> DATENEINTRÄGE
....
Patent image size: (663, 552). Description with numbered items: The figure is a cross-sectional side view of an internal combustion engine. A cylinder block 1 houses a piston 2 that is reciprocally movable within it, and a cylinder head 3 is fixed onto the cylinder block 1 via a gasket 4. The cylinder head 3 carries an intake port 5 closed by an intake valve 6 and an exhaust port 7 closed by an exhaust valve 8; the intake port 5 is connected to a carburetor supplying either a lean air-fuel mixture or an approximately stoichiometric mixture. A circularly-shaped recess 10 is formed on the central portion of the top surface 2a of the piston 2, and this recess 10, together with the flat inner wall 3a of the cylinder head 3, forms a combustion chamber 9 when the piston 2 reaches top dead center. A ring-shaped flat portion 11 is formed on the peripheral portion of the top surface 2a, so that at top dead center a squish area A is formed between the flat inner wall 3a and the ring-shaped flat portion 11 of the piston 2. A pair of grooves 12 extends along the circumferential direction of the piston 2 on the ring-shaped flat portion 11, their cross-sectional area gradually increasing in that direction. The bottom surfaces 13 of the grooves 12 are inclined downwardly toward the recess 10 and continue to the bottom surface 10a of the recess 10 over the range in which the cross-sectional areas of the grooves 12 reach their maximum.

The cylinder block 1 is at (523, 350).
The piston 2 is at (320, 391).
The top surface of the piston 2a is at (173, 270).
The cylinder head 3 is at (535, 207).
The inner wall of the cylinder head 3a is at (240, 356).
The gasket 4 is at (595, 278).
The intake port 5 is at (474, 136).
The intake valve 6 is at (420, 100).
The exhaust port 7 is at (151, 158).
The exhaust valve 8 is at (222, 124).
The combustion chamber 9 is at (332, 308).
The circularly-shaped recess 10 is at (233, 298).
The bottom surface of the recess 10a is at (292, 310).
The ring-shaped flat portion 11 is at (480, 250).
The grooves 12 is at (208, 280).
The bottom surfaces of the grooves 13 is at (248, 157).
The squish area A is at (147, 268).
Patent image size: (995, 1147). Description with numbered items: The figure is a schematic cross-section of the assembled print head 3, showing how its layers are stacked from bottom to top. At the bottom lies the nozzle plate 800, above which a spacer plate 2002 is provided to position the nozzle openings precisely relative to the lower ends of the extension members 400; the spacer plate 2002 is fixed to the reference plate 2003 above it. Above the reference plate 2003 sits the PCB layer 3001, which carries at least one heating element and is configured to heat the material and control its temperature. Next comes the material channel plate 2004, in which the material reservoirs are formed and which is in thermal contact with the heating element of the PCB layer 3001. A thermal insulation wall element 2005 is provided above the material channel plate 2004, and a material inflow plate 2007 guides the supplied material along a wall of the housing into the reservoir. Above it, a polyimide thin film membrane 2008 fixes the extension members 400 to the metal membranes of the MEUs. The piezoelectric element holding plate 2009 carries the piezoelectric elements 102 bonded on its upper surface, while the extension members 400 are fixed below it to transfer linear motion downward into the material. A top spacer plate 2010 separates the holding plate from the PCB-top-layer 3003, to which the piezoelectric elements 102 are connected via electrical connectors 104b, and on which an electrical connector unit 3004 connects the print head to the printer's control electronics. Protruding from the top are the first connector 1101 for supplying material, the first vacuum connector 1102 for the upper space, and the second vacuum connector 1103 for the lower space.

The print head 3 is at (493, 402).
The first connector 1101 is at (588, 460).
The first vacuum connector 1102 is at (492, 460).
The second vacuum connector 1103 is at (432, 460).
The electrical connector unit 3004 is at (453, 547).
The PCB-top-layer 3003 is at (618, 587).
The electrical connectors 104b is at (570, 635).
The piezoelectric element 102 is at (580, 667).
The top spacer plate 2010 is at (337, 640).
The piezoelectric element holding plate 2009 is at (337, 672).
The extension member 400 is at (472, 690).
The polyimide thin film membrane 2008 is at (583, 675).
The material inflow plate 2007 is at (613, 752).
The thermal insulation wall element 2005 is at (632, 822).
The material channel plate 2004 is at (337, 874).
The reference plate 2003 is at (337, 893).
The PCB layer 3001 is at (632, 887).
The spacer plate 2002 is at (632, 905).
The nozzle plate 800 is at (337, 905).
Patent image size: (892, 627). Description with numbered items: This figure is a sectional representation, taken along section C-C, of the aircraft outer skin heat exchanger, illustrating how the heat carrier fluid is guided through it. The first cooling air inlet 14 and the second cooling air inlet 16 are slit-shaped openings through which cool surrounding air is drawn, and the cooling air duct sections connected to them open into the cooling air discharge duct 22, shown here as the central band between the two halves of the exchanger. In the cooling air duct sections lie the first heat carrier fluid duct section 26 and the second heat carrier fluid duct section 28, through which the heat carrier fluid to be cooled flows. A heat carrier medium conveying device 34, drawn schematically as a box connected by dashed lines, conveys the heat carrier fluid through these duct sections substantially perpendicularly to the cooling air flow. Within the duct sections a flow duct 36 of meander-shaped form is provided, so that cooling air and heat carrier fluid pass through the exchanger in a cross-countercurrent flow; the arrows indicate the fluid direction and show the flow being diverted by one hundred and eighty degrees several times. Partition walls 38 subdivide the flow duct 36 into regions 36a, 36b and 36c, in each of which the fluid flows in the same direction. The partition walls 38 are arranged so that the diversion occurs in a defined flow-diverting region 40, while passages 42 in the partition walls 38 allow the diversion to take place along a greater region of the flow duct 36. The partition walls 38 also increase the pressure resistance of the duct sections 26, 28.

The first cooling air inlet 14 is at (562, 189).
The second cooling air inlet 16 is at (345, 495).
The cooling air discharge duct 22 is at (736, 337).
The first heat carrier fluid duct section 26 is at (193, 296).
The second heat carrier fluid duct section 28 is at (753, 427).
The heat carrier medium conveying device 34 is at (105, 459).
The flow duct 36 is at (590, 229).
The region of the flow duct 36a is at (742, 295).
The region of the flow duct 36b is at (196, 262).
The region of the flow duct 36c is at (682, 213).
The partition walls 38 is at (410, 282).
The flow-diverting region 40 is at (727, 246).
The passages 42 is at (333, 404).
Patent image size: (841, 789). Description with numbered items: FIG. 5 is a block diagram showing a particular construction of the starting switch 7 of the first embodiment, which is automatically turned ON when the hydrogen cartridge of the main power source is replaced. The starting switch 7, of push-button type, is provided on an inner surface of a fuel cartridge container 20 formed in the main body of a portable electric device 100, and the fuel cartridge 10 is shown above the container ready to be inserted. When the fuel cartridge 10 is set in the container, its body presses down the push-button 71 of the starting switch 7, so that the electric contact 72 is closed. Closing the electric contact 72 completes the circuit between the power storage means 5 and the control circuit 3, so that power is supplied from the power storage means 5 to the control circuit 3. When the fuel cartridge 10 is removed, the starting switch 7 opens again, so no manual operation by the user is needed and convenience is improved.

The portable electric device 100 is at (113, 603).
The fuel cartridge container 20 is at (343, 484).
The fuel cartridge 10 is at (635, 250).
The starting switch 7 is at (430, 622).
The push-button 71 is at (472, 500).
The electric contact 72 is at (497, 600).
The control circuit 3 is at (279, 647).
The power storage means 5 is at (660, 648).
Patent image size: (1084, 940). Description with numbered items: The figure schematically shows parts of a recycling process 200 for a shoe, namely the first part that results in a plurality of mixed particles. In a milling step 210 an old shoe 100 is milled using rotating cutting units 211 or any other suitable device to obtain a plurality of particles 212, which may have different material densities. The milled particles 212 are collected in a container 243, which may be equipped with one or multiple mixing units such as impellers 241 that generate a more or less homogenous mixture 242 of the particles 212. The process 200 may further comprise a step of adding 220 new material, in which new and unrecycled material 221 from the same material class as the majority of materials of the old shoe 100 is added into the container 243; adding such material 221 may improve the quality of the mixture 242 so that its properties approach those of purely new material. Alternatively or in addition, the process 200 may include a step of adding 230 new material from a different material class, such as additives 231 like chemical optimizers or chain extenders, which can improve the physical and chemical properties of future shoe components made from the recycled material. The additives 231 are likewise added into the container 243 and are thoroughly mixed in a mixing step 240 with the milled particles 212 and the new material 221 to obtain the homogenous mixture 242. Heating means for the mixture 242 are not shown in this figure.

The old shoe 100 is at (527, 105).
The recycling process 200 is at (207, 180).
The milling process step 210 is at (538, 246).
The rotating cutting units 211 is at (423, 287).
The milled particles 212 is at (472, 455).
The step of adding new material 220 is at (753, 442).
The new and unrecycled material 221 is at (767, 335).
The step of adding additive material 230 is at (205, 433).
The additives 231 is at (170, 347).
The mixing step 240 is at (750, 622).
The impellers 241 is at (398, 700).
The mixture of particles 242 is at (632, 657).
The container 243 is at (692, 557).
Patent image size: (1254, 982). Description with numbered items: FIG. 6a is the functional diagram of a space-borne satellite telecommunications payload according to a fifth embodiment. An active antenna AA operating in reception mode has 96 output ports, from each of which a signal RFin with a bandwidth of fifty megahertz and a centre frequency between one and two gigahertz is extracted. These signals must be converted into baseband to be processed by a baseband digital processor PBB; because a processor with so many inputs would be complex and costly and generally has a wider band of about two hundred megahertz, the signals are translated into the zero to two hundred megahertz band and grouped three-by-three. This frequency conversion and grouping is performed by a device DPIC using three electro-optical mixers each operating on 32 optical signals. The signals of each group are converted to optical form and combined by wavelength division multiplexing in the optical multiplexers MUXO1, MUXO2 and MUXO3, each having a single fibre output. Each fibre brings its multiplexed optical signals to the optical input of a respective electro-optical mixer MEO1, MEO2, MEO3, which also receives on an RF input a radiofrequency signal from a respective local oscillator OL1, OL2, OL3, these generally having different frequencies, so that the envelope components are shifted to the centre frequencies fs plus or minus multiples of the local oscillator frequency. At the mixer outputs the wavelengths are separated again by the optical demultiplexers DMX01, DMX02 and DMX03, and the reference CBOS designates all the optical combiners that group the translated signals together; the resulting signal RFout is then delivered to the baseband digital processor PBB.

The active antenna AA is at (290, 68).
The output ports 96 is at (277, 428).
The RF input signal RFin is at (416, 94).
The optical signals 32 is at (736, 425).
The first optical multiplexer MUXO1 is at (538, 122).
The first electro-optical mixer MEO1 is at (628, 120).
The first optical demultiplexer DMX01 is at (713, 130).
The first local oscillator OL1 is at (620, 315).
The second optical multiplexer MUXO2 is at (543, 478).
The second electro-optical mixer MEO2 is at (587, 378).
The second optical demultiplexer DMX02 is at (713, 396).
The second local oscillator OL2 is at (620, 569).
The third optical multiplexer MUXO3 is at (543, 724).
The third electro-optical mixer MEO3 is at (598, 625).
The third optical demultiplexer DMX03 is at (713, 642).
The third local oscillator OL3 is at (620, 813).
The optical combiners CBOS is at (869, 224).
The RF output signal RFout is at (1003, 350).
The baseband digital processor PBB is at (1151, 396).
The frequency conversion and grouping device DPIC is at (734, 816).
....
> WORUM ES GEHT
Gib den Abschnitt, der am Anfang der Einträge beginnt und mit der Zeile endet, die „The cylinder head 3 is at (535, 207).“ enthält, als JSON-Liste von Zeichenketten wieder. Verwende eine Zeichenkette pro Zeile und lass Leerzeilen weg.

> LÖSUNG DER AUFGABE
[
  "Patent image size: (663, 552). Description with numbered items: The figure is a cross-sectional side view of an internal combustion engine. A cylinder block 1 houses a piston 2 that is reciprocally movable within it, and a cylinder head 3 is fixed onto the cylinder block 1 via a gasket 4. The cylinder head 3 carries an intake port 5 closed by an intake valve 6 and an exhaust port 7 closed by an exhaust valve 8; the intake port 5 is connected to a carburetor supplying either a lean air-fuel mixture or an approximately stoichiometric mixture. A circularly-shaped recess 10 is formed on the central portion of the top surface 2a of the piston 2, and this recess 10, together with the flat inner wall 3a of the cylinder head 3, forms a combustion chamber 9 when the piston 2 reaches top dead center. A ring-shaped flat portion 11 is formed on the peripheral portion of the top surface 2a, so that at top dead center a squish area A is formed between the flat inner wall 3a and the ring-shaped flat portion 11 of the piston 2. A pair of grooves 12 extends along the circumferential direction of the piston 2 on the ring-shaped flat portion 11, their cross-sectional area gradually increasing in that direction. The bottom surfaces 13 of the grooves 12 are inclined downwardly toward the recess 10 and continue to the bottom surface 10a of the recess 10 over the range in which the cross-sectional areas of the grooves 12 reach their maximum.",
  "The cylinder block 1 is at (523, 350).",
  "The piston 2 is at (320, 391).",
  "The top surface of the piston 2a is at (173, 270).",
  "The cylinder head 3 is at (535, 207)."
]